══ Stored rows ══
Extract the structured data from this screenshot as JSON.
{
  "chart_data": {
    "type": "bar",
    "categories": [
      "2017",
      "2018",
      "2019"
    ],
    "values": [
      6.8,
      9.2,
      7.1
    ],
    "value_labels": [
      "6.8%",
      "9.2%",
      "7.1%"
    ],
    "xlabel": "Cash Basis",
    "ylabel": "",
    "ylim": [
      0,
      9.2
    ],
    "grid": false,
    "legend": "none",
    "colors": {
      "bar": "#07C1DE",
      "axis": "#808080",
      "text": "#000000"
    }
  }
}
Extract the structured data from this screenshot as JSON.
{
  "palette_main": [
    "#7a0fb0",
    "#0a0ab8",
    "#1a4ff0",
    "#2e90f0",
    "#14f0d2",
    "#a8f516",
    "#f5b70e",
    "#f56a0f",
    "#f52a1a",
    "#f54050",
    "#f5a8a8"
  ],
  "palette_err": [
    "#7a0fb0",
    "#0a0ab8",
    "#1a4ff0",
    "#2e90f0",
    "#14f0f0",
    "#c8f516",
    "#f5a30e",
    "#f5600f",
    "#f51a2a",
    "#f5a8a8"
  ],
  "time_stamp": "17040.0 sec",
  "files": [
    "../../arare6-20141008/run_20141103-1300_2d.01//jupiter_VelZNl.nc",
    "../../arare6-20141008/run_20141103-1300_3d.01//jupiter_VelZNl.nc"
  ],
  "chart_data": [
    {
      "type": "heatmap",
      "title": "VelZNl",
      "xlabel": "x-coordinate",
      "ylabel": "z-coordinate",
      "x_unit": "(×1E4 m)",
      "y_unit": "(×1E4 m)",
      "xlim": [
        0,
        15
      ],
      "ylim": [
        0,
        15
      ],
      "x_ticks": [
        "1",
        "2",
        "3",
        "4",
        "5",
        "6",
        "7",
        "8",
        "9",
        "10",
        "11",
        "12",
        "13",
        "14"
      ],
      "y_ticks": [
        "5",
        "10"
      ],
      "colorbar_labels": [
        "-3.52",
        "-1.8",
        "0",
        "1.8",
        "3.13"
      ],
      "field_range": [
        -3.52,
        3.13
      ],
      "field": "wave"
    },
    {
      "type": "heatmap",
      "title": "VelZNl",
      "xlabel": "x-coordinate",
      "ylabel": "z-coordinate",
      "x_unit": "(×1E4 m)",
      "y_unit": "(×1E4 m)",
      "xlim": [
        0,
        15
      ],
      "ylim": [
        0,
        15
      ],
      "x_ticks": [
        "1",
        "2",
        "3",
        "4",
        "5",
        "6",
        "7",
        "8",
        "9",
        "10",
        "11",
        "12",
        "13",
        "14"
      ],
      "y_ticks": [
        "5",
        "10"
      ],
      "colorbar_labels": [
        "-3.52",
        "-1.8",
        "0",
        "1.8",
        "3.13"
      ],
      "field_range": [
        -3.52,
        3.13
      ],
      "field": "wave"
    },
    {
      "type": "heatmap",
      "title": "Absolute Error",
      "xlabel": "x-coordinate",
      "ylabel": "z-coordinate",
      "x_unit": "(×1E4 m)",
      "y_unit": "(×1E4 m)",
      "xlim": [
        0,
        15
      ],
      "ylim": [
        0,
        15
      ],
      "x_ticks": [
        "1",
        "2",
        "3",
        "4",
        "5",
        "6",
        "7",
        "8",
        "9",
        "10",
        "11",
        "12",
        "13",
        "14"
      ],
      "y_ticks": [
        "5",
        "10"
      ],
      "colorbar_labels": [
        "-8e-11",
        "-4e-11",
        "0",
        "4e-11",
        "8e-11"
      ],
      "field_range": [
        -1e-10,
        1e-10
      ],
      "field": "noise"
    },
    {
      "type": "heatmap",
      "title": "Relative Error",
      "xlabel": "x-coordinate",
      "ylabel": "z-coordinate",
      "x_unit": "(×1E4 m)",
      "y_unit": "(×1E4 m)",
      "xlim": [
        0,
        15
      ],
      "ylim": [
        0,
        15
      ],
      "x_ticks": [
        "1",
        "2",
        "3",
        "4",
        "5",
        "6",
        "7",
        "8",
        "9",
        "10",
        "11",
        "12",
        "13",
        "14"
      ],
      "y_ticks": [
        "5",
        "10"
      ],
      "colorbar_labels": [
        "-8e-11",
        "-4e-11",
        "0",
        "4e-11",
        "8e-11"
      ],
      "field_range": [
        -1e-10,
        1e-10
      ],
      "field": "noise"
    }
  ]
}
═══
Exercise brief: Write the data back out verbatim.

Result below:
Extract the structured data from this screenshot as JSON.
{
  "chart_data": {
    "type": "bar",
    "categories": [
      "2017",
      "2018",
      "2019"
    ],
    "values": [
      6.8,
      9.2,
      7.1
    ],
    "value_labels": [
      "6.8%",
      "9.2%",
      "7.1%"
    ],
    "xlabel": "Cash Basis",
    "ylabel": "",
    "ylim": [
      0,
      9.2
    ],
    "grid": false,
    "legend": "none",
    "colors": {
      "bar": "#07C1DE",
      "axis": "#808080",
      "text": "#000000"
    }
  }
}
Extract the structured data from this screenshot as JSON.
{
  "palette_main": [
    "#7a0fb0",
    "#0a0ab8",
    "#1a4ff0",
    "#2e90f0",
    "#14f0d2",
    "#a8f516",
    "#f5b70e",
    "#f56a0f",
    "#f52a1a",
    "#f54050",
    "#f5a8a8"
  ],
  "palette_err": [
    "#7a0fb0",
    "#0a0ab8",
    "#1a4ff0",
    "#2e90f0",
    "#14f0f0",
    "#c8f516",
    "#f5a30e",
    "#f5600f",
    "#f51a2a",
    "#f5a8a8"
  ],
  "time_stamp": "17040.0 sec",
  "files": [
    "../../arare6-20141008/run_20141103-1300_2d.01//jupiter_VelZNl.nc",
    "../../arare6-20141008/run_20141103-1300_3d.01//jupiter_VelZNl.nc"
  ],
  "chart_data": [
    {
      "type": "heatmap",
      "title": "VelZNl",
      "xlabel": "x-coordinate",
      "ylabel": "z-coordinate",
      "x_unit": "(×1E4 m)",
      "y_unit": "(×1E4 m)",
      "xlim": [
        0,
        15
      ],
      "ylim": [
        0,
        15
      ],
      "x_ticks": [
        "1",
        "2",
        "3",
        "4",
        "5",
        "6",
        "7",
        "8",
        "9",
        "10",
        "11",
        "12",
        "13",
        "14"
      ],
      "y_ticks": [
        "5",
        "10"
      ],
      "colorbar_labels": [
        "-3.52",
        "-1.8",
        "0",
        "1.8",
        "3.13"
      ],
      "field_range": [
        -3.52,
        3.13
      ],
      "field": "wave"
    },
    {
      "type": "heatmap",
      "title": "VelZNl",
      "xlabel": "x-coordinate",
      "ylabel": "z-coordinate",
      "x_unit": "(×1E4 m)",
      "y_unit": "(×1E4 m)",
      "xlim": [
        0,
        15
      ],
      "ylim": [
        0,
        15
      ],
      "x_ticks": [
        "1",
        "2",
        "3",
        "4",
        "5",
        "6",
        "7",
        "8",
        "9",
        "10",
        "11",
        "12",
        "13",
        "14"
      ],
      "y_ticks": [
        "5",
        "10"
      ],
      "colorbar_labels": [
        "-3.52",
        "-1.8",
        "0",
        "1.8",
        "3.13"
      ],
      "field_range": [
        -3.52,
        3.13
      ],
      "field": "wave"
    },
    {
      "type": "heatmap",
      "title": "Absolute Error",
      "xlabel": "x-coordinate",
      "ylabel": "z-coordinate",
      "x_unit": "(×1E4 m)",
      "y_unit": "(×1E4 m)",
      "xlim": [
        0,
        15
      ],
      "ylim": [
        0,
        15
      ],
      "x_ticks": [
        "1",
        "2",
        "3",
        "4",
        "5",
        "6",
        "7",
        "8",
        "9",
        "10",
        "11",
        "12",
        "13",
        "14"
      ],
      "y_ticks": [
        "5",
        "10"
      ],
      "colorbar_labels": [
        "-8e-11",
        "-4e-11",
        "0",
        "4e-11",
        "8e-11"
      ],
      "field_range": [
        -1e-10,
        1e-10
      ],
      "field": "noise"
    },
    {
      "type": "heatmap",
      "title": "Relative Error",
      "xlabel": "x-coordinate",
      "ylabel": "z-coordinate",
      "x_unit": "(×1E4 m)",
      "y_unit": "(×1E4 m)",
      "xlim": [
        0,
        15
      ],
      "ylim": [
        0,
        15
      ],
      "x_ticks": [
        "1",
        "2",
        "3",
        "4",
        "5",
        "6",
        "7",
        "8",
        "9",
        "10",
        "11",
        "12",
        "13",
        "14"
      ],
      "y_ticks": [
        "5",
        "10"
      ],
      "colorbar_labels": [
        "-8e-11",
        "-4e-11",
        "0",
        "4e-11",
        "8e-11"
      ],
      "field_range": [
        -1e-10,
        1e-10
      ],
      "field": "noise"
    }
  ]
}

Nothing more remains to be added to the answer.